SHORT TASK
Return the records in full, exactly as given.

EXTRACTED MATERIAL start

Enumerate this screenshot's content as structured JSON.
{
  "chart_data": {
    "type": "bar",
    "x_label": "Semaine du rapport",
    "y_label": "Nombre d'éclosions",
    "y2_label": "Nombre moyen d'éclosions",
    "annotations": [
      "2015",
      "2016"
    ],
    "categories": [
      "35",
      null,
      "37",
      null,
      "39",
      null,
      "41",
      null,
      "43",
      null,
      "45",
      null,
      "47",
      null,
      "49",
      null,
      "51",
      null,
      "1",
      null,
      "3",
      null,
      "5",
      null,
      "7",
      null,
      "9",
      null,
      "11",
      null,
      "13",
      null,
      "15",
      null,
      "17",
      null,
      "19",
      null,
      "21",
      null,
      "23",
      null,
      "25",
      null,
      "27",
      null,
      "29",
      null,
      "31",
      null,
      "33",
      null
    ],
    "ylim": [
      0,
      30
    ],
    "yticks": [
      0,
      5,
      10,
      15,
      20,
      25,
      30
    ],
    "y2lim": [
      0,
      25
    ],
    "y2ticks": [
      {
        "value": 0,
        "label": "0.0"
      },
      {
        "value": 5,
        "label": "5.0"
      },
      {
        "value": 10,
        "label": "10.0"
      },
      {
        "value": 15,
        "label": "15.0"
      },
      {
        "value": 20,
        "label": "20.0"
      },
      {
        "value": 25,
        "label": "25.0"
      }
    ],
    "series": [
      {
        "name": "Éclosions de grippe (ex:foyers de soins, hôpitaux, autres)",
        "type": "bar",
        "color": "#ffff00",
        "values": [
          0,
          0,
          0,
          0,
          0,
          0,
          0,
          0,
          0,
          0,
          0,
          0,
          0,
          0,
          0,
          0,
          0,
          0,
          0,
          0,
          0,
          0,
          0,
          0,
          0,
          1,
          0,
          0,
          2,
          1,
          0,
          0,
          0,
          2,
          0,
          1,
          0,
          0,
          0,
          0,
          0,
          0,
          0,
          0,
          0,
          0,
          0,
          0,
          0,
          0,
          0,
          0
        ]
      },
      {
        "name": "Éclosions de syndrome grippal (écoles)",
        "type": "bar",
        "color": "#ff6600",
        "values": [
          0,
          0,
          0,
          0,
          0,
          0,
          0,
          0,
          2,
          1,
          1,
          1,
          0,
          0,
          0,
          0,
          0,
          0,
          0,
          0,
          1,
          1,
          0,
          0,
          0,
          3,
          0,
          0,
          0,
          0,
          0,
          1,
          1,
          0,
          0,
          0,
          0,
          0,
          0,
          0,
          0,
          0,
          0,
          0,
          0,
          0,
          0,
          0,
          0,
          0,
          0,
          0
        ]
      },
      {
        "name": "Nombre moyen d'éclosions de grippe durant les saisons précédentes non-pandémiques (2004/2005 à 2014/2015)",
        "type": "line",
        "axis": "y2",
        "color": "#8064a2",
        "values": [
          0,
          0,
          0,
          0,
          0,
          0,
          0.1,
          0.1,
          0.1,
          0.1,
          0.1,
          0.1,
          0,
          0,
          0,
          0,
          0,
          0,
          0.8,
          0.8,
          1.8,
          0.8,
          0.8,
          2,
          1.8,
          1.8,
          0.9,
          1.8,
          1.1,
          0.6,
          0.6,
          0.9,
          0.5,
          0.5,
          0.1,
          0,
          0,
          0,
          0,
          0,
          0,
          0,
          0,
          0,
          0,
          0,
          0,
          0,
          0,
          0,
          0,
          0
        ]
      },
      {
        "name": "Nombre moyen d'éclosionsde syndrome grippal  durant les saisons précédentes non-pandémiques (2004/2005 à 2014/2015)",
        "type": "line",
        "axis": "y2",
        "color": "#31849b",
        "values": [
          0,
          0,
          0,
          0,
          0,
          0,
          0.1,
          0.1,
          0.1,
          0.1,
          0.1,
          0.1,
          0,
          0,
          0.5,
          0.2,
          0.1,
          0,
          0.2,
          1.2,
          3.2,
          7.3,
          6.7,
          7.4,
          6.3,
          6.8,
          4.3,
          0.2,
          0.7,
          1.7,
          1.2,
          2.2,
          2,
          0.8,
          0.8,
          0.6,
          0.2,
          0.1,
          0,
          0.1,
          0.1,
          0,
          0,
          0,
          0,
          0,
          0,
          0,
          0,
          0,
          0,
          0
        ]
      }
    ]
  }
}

EXTRACTED MATERIAL end

REPLY
Enumerate this screenshot's content as structured JSON.
{
  "chart_data": {
    "type": "bar",
    "x_label": "Semaine du rapport",
    "y_label": "Nombre d'éclosions",
    "y2_label": "Nombre moyen d'éclosions",
    "annotations": [
      "2015",
      "2016"
    ],
    "categories": [
      "35",
      null,
      "37",
      null,
      "39",
      null,
      "41",
      null,
      "43",
      null,
      "45",
      null,
      "47",
      null,
      "49",
      null,
      "51",
      null,
      "1",
      null,
      "3",
      null,
      "5",
      null,
      "7",
      null,
      "9",
      null,
      "11",
      null,
      "13",
      null,
      "15",
      null,
      "17",
      null,
      "19",
      null,
      "21",
      null,
      "23",
      null,
      "25",
      null,
      "27",
      null,
      "29",
      null,
      "31",
      null,
      "33",
      null
    ],
    "ylim": [
      0,
      30
    ],
    "yticks": [
      0,
      5,
      10,
      15,
      20,
      25,
      30
    ],
    "y2lim": [
      0,
      25
    ],
    "y2ticks": [
      {
        "value": 0,
        "label": "0.0"
      },
      {
        "value": 5,
        "label": "5.0"
      },
      {
        "value": 10,
        "label": "10.0"
      },
      {
        "value": 15,
        "label": "15.0"
      },
      {
        "value": 20,
        "label": "20.0"
      },
      {
        "value": 25,
        "label": "25.0"
      }
    ],
    "series": [
      {
        "name": "Éclosions de grippe (ex:foyers de soins, hôpitaux, autres)",
        "type": "bar",
        "color": "#ffff00",
        "values": [
          0,
          0,
          0,
          0,
          0,
          0,
          0,
          0,
          0,
          0,
          0,
          0,
          0,
          0,
          0,
          0,
          0,
          0,
          0,
          0,
          0,
          0,
          0,
          0,
          0,
          1,
          0,
          0,
          2,
          1,
          0,
          0,
          0,
          2,
          0,
          1,
          0,
          0,
          0,
          0,
          0,
          0,
          0,
          0,
          0,
          0,
          0,
          0,
          0,
          0,
          0,
          0
        ]
      },
      {
        "name": "Éclosions de syndrome grippal (écoles)",
        "type": "bar",
        "color": "#ff6600",
        "values": [
          0,
          0,
          0,
          0,
          0,
          0,
          0,
          0,
          2,
          1,
          1,
          1,
          0,
          0,
          0,
          0,
          0,
          0,
          0,
          0,
          1,
          1,
          0,
          0,
          0,
          3,
          0,
          0,
          0,
          0,
          0,
          1,
          1,
          0,
          0,
          0,
          0,
          0,
          0,
          0,
          0,
          0,
          0,
          0,
          0,
          0,
          0,
          0,
          0,
          0,
          0,
          0
        ]
      },
      {
        "name": "Nombre moyen d'éclosions de grippe durant les saisons précédentes non-pandémiques (2004/2005 à 2014/2015)",
        "type": "line",
        "axis": "y2",
        "color": "#8064a2",
        "values": [
          0,
          0,
          0,
          0,
          0,
          0,
          0.1,
          0.1,
          0.1,
          0.1,
          0.1,
          0.1,
          0,
          0,
          0,
          0,
          0,
          0,
          0.8,
          0.8,
          1.8,
          0.8,
          0.8,
          2,
          1.8,
          1.8,
          0.9,
          1.8,
          1.1,
          0.6,
          0.6,
          0.9,
          0.5,
          0.5,
          0.1,
          0,
          0,
          0,
          0,
          0,
          0,
          0,
          0,
          0,
          0,
          0,
          0,
          0,
          0,
          0,
          0,
          0
        ]
      },
      {
        "name": "Nombre moyen d'éclosionsde syndrome grippal  durant les saisons précédentes non-pandémiques (2004/2005 à 2014/2015)",
        "type": "line",
        "axis": "y2",
        "color": "#31849b",
        "values": [
          0,
          0,
          0,
          0,
          0,
          0,
          0.1,
          0.1,
          0.1,
          0.1,
          0.1,
          0.1,
          0,
          0,
          0.5,
          0.2,
          0.1,
          0,
          0.2,
          1.2,
          3.2,
          7.3,
          6.7,
          7.4,
          6.3,
          6.8,
          4.3,
          0.2,
          0.7,
          1.7,
          1.2,
          2.2,
          2,
          0.8,
          0.8,
          0.6,
          0.2,
          0.1,
          0,
          0.1,
          0.1,
          0,
          0,
          0,
          0,
          0,
          0,
          0,
          0,
          0,
          0,
          0
        ]
      }
    ]
  }
}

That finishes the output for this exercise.